**Exercise prompt**. Write every record out again exactly, and keep images out of it.
---------- Rows ----------
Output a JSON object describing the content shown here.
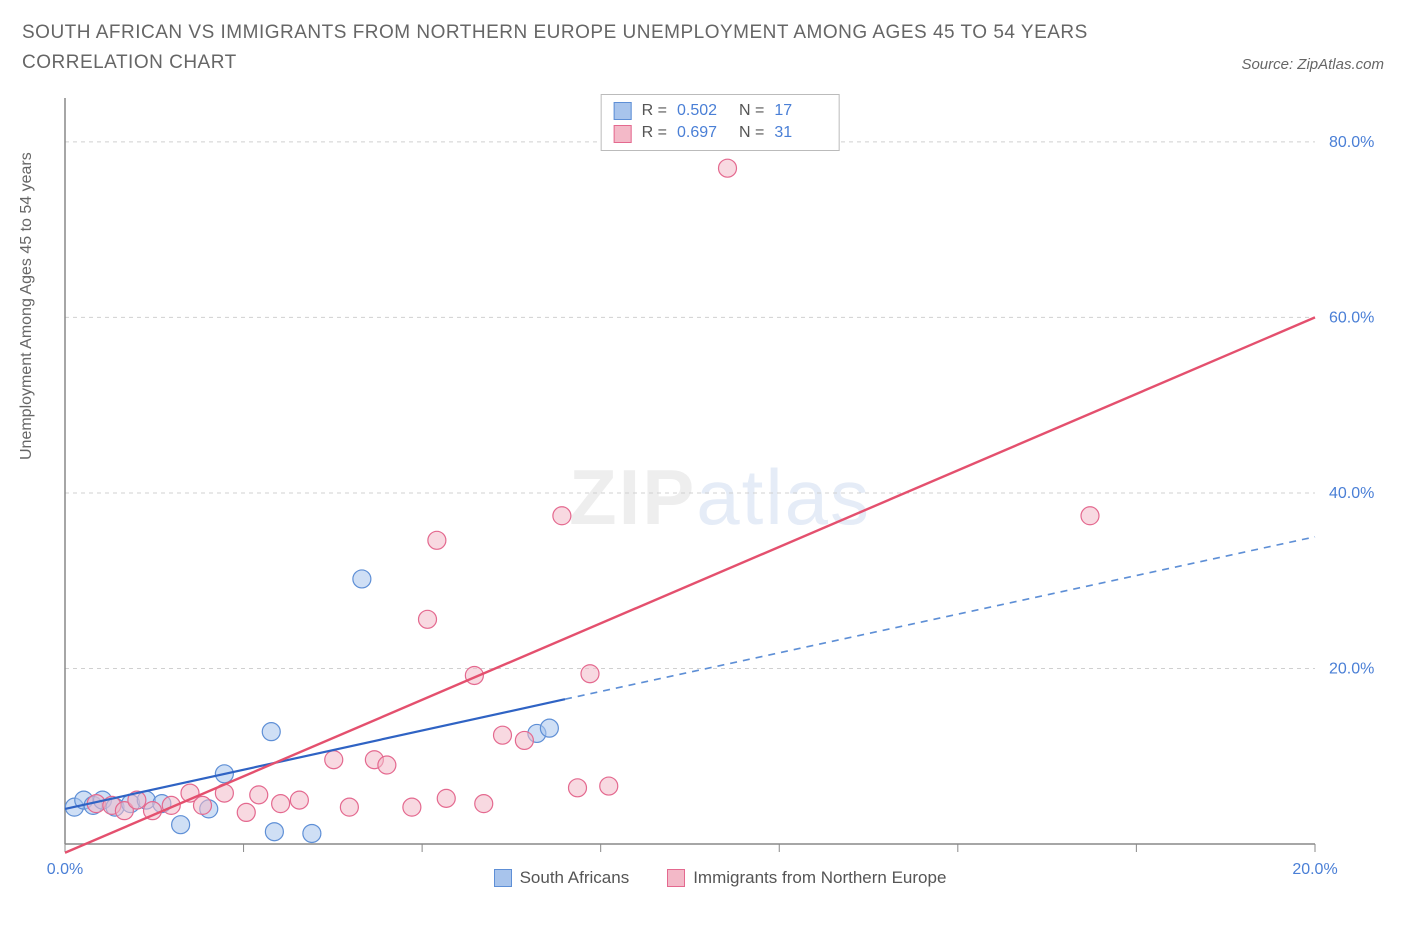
{
  "title": "SOUTH AFRICAN VS IMMIGRANTS FROM NORTHERN EUROPE UNEMPLOYMENT AMONG AGES 45 TO 54 YEARS CORRELATION CHART",
  "source_label": "Source: ZipAtlas.com",
  "y_axis_label": "Unemployment Among Ages 45 to 54 years",
  "watermark": {
    "part1": "ZIP",
    "part2": "atlas"
  },
  "chart": {
    "type": "scatter",
    "background_color": "#ffffff",
    "grid_color": "#d0d0d0",
    "axis_color": "#888888",
    "tick_label_color": "#4a7fd6",
    "xlim": [
      0,
      20
    ],
    "ylim": [
      0,
      85
    ],
    "x_ticks": [
      0,
      2.857,
      5.714,
      8.571,
      11.428,
      14.285,
      17.142,
      20
    ],
    "x_tick_labels": {
      "0": "0.0%",
      "20": "20.0%"
    },
    "y_ticks": [
      20,
      40,
      60,
      80
    ],
    "y_tick_labels": {
      "20": "20.0%",
      "40": "40.0%",
      "60": "60.0%",
      "80": "80.0%"
    },
    "marker_radius": 9,
    "marker_opacity": 0.55,
    "series": [
      {
        "id": "south_africans",
        "label": "South Africans",
        "color_fill": "#a8c4ec",
        "color_stroke": "#5e8fd6",
        "R": "0.502",
        "N": "17",
        "trend": {
          "solid": {
            "x1": 0,
            "y1": 4.0,
            "x2": 8.0,
            "y2": 16.5,
            "color": "#2f63c4",
            "width": 2.2
          },
          "dashed": {
            "x1": 8.0,
            "y1": 16.5,
            "x2": 20.0,
            "y2": 35.0,
            "color": "#5e8fd6",
            "width": 1.6,
            "dash": "7 6"
          }
        },
        "points": [
          {
            "x": 0.15,
            "y": 4.2
          },
          {
            "x": 0.3,
            "y": 5.0
          },
          {
            "x": 0.45,
            "y": 4.4
          },
          {
            "x": 0.6,
            "y": 5.0
          },
          {
            "x": 0.8,
            "y": 4.2
          },
          {
            "x": 1.05,
            "y": 4.6
          },
          {
            "x": 1.3,
            "y": 5.0
          },
          {
            "x": 1.55,
            "y": 4.6
          },
          {
            "x": 1.85,
            "y": 2.2
          },
          {
            "x": 2.3,
            "y": 4.0
          },
          {
            "x": 2.55,
            "y": 8.0
          },
          {
            "x": 3.3,
            "y": 12.8
          },
          {
            "x": 3.35,
            "y": 1.4
          },
          {
            "x": 3.95,
            "y": 1.2
          },
          {
            "x": 4.75,
            "y": 30.2
          },
          {
            "x": 7.55,
            "y": 12.6
          },
          {
            "x": 7.75,
            "y": 13.2
          }
        ]
      },
      {
        "id": "northern_europe",
        "label": "Immigrants from Northern Europe",
        "color_fill": "#f3b9c8",
        "color_stroke": "#e4698f",
        "R": "0.697",
        "N": "31",
        "trend": {
          "solid": {
            "x1": 0.0,
            "y1": -1.0,
            "x2": 20.0,
            "y2": 60.0,
            "color": "#e4506e",
            "width": 2.4
          }
        },
        "points": [
          {
            "x": 0.5,
            "y": 4.6
          },
          {
            "x": 0.75,
            "y": 4.4
          },
          {
            "x": 0.95,
            "y": 3.8
          },
          {
            "x": 1.15,
            "y": 5.0
          },
          {
            "x": 1.4,
            "y": 3.8
          },
          {
            "x": 1.7,
            "y": 4.4
          },
          {
            "x": 2.0,
            "y": 5.8
          },
          {
            "x": 2.2,
            "y": 4.4
          },
          {
            "x": 2.55,
            "y": 5.8
          },
          {
            "x": 2.9,
            "y": 3.6
          },
          {
            "x": 3.1,
            "y": 5.6
          },
          {
            "x": 3.45,
            "y": 4.6
          },
          {
            "x": 3.75,
            "y": 5.0
          },
          {
            "x": 4.3,
            "y": 9.6
          },
          {
            "x": 4.55,
            "y": 4.2
          },
          {
            "x": 4.95,
            "y": 9.6
          },
          {
            "x": 5.15,
            "y": 9.0
          },
          {
            "x": 5.55,
            "y": 4.2
          },
          {
            "x": 5.8,
            "y": 25.6
          },
          {
            "x": 5.95,
            "y": 34.6
          },
          {
            "x": 6.55,
            "y": 19.2
          },
          {
            "x": 6.7,
            "y": 4.6
          },
          {
            "x": 7.0,
            "y": 12.4
          },
          {
            "x": 7.35,
            "y": 11.8
          },
          {
            "x": 7.95,
            "y": 37.4
          },
          {
            "x": 8.2,
            "y": 6.4
          },
          {
            "x": 8.4,
            "y": 19.4
          },
          {
            "x": 8.7,
            "y": 6.6
          },
          {
            "x": 10.6,
            "y": 77.0
          },
          {
            "x": 16.4,
            "y": 37.4
          },
          {
            "x": 6.1,
            "y": 5.2
          }
        ]
      }
    ]
  },
  "legend_top": {
    "r_label": "R =",
    "n_label": "N ="
  }
}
----------
**Answer to this problem**.
Output a JSON object describing the content shown here.
{
  "title": "SOUTH AFRICAN VS IMMIGRANTS FROM NORTHERN EUROPE UNEMPLOYMENT AMONG AGES 45 TO 54 YEARS CORRELATION CHART",
  "source_label": "Source: ZipAtlas.com",
  "y_axis_label": "Unemployment Among Ages 45 to 54 years",
  "watermark": {
    "part1": "ZIP",
    "part2": "atlas"
  },
  "chart": {
    "type": "scatter",
    "background_color": "#ffffff",
    "grid_color": "#d0d0d0",
    "axis_color": "#888888",
    "tick_label_color": "#4a7fd6",
    "xlim": [
      0,
      20
    ],
    "ylim": [
      0,
      85
    ],
    "x_ticks": [
      0,
      2.857,
      5.714,
      8.571,
      11.428,
      14.285,
      17.142,
      20
    ],
    "x_tick_labels": {
      "0": "0.0%",
      "20": "20.0%"
    },
    "y_ticks": [
      20,
      40,
      60,
      80
    ],
    "y_tick_labels": {
      "20": "20.0%",
      "40": "40.0%",
      "60": "60.0%",
      "80": "80.0%"
    },
    "marker_radius": 9,
    "marker_opacity": 0.55,
    "series": [
      {
        "id": "south_africans",
        "label": "South Africans",
        "color_fill": "#a8c4ec",
        "color_stroke": "#5e8fd6",
        "R": "0.502",
        "N": "17",
        "trend": {
          "solid": {
            "x1": 0,
            "y1": 4.0,
            "x2": 8.0,
            "y2": 16.5,
            "color": "#2f63c4",
            "width": 2.2
          },
          "dashed": {
            "x1": 8.0,
            "y1": 16.5,
            "x2": 20.0,
            "y2": 35.0,
            "color": "#5e8fd6",
            "width": 1.6,
            "dash": "7 6"
          }
        },
        "points": [
          {
            "x": 0.15,
            "y": 4.2
          },
          {
            "x": 0.3,
            "y": 5.0
          },
          {
            "x": 0.45,
            "y": 4.4
          },
          {
            "x": 0.6,
            "y": 5.0
          },
          {
            "x": 0.8,
            "y": 4.2
          },
          {
            "x": 1.05,
            "y": 4.6
          },
          {
            "x": 1.3,
            "y": 5.0
          },
          {
            "x": 1.55,
            "y": 4.6
          },
          {
            "x": 1.85,
            "y": 2.2
          },
          {
            "x": 2.3,
            "y": 4.0
          },
          {
            "x": 2.55,
            "y": 8.0
          },
          {
            "x": 3.3,
            "y": 12.8
          },
          {
            "x": 3.35,
            "y": 1.4
          },
          {
            "x": 3.95,
            "y": 1.2
          },
          {
            "x": 4.75,
            "y": 30.2
          },
          {
            "x": 7.55,
            "y": 12.6
          },
          {
            "x": 7.75,
            "y": 13.2
          }
        ]
      },
      {
        "id": "northern_europe",
        "label": "Immigrants from Northern Europe",
        "color_fill": "#f3b9c8",
        "color_stroke": "#e4698f",
        "R": "0.697",
        "N": "31",
        "trend": {
          "solid": {
            "x1": 0.0,
            "y1": -1.0,
            "x2": 20.0,
            "y2": 60.0,
            "color": "#e4506e",
            "width": 2.4
          }
        },
        "points": [
          {
            "x": 0.5,
            "y": 4.6
          },
          {
            "x": 0.75,
            "y": 4.4
          },
          {
            "x": 0.95,
            "y": 3.8
          },
          {
            "x": 1.15,
            "y": 5.0
          },
          {
            "x": 1.4,
            "y": 3.8
          },
          {
            "x": 1.7,
            "y": 4.4
          },
          {
            "x": 2.0,
            "y": 5.8
          },
          {
            "x": 2.2,
            "y": 4.4
          },
          {
            "x": 2.55,
            "y": 5.8
          },
          {
            "x": 2.9,
            "y": 3.6
          },
          {
            "x": 3.1,
            "y": 5.6
          },
          {
            "x": 3.45,
            "y": 4.6
          },
          {
            "x": 3.75,
            "y": 5.0
          },
          {
            "x": 4.3,
            "y": 9.6
          },
          {
            "x": 4.55,
            "y": 4.2
          },
          {
            "x": 4.95,
            "y": 9.6
          },
          {
            "x": 5.15,
            "y": 9.0
          },
          {
            "x": 5.55,
            "y": 4.2
          },
          {
            "x": 5.8,
            "y": 25.6
          },
          {
            "x": 5.95,
            "y": 34.6
          },
          {
            "x": 6.55,
            "y": 19.2
          },
          {
            "x": 6.7,
            "y": 4.6
          },
          {
            "x": 7.0,
            "y": 12.4
          },
          {
            "x": 7.35,
            "y": 11.8
          },
          {
            "x": 7.95,
            "y": 37.4
          },
          {
            "x": 8.2,
            "y": 6.4
          },
          {
            "x": 8.4,
            "y": 19.4
          },
          {
            "x": 8.7,
            "y": 6.6
          },
          {
            "x": 10.6,
            "y": 77.0
          },
          {
            "x": 16.4,
            "y": 37.4
          },
          {
            "x": 6.1,
            "y": 5.2
          }
        ]
      }
    ]
  },
  "legend_top": {
    "r_label": "R =",
    "n_label": "N ="
  }
}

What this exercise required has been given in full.